* Exercise requirements: Which lines in the material below contain the word "seulement"? Copy each of them.

* Dataset records:
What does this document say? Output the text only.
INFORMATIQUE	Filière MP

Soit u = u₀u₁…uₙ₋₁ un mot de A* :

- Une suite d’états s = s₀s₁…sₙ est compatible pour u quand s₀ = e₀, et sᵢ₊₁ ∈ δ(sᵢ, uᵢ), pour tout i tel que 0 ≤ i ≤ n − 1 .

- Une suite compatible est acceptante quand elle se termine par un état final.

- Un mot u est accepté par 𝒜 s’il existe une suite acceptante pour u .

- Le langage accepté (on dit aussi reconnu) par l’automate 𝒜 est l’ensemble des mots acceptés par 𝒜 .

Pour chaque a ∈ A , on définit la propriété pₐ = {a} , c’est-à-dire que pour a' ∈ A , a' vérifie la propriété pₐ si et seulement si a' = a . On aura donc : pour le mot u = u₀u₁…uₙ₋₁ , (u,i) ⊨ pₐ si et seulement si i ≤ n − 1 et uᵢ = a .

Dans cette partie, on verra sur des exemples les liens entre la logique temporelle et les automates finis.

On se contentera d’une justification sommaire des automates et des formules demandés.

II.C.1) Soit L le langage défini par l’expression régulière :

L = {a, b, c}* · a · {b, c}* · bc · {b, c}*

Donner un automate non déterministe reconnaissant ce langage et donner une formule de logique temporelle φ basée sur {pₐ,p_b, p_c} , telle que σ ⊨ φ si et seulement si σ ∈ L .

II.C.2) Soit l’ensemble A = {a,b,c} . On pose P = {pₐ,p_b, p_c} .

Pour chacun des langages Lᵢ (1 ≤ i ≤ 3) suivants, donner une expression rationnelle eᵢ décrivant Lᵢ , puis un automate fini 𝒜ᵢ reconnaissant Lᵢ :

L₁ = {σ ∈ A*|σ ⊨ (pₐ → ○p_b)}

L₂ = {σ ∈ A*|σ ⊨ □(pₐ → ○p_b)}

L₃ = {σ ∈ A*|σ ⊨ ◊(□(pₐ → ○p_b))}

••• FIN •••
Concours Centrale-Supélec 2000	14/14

...

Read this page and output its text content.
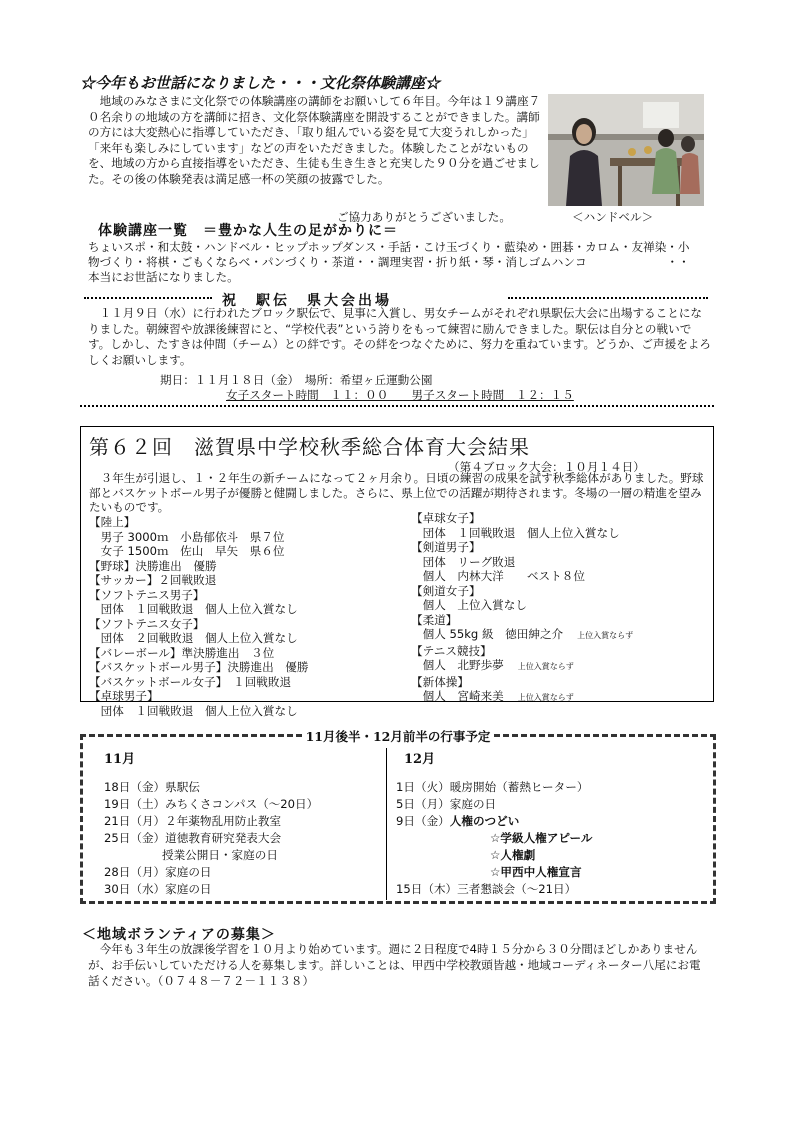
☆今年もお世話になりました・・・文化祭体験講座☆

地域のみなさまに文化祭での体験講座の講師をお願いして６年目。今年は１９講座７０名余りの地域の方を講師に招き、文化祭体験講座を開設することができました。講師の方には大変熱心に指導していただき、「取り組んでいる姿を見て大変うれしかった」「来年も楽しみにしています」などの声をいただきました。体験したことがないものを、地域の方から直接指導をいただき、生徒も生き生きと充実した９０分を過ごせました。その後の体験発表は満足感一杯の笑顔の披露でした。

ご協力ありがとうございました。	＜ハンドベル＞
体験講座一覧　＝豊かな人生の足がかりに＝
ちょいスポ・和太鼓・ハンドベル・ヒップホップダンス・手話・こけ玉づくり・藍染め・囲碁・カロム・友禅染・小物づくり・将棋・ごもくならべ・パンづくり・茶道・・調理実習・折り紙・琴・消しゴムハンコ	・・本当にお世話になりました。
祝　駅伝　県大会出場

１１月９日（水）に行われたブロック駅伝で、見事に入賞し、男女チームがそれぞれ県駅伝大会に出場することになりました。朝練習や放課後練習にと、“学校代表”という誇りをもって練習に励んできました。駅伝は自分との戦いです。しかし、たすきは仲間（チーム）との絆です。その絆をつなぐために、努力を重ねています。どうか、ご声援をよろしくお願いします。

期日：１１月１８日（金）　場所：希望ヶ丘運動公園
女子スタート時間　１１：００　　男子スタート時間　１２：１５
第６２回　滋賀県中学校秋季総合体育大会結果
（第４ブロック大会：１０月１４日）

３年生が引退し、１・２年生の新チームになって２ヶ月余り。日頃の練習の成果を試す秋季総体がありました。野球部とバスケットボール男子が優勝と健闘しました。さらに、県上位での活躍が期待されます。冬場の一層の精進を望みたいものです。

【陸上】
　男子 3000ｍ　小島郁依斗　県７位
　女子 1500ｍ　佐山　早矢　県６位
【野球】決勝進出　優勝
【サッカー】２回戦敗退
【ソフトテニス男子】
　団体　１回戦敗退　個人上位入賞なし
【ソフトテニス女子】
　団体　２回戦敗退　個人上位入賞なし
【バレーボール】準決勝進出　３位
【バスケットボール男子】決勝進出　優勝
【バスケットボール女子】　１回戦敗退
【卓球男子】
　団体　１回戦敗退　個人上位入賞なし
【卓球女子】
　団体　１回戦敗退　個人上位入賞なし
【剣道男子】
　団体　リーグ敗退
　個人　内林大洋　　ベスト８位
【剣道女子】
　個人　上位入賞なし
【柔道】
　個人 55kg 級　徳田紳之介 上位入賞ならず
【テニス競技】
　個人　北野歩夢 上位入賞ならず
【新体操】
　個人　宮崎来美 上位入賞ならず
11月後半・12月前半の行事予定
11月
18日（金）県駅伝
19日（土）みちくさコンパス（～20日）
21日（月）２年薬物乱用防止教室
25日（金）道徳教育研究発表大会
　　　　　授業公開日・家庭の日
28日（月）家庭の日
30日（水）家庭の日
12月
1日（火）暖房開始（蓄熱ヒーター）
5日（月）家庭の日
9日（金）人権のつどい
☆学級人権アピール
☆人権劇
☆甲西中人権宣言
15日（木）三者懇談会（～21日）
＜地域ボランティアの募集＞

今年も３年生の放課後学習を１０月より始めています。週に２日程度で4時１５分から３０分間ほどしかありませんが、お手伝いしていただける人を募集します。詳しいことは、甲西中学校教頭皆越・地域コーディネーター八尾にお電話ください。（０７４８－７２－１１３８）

* Task result:
Pour chaque a ∈ A , on définit la propriété pₐ = {a} , c’est-à-dire que pour a' ∈ A , a' vérifie la propriété pₐ si et seulement si a' = a . On aura donc : pour le mot u = u₀u₁…uₙ₋₁ , (u,i) ⊨ pₐ si et seulement si i ≤ n − 1 et uᵢ = a .
Donner un automate non déterministe reconnaissant ce langage et donner une formule de logique temporelle φ basée sur {pₐ,p_b, p_c} , telle que σ ⊨ φ si et seulement si σ ∈ L .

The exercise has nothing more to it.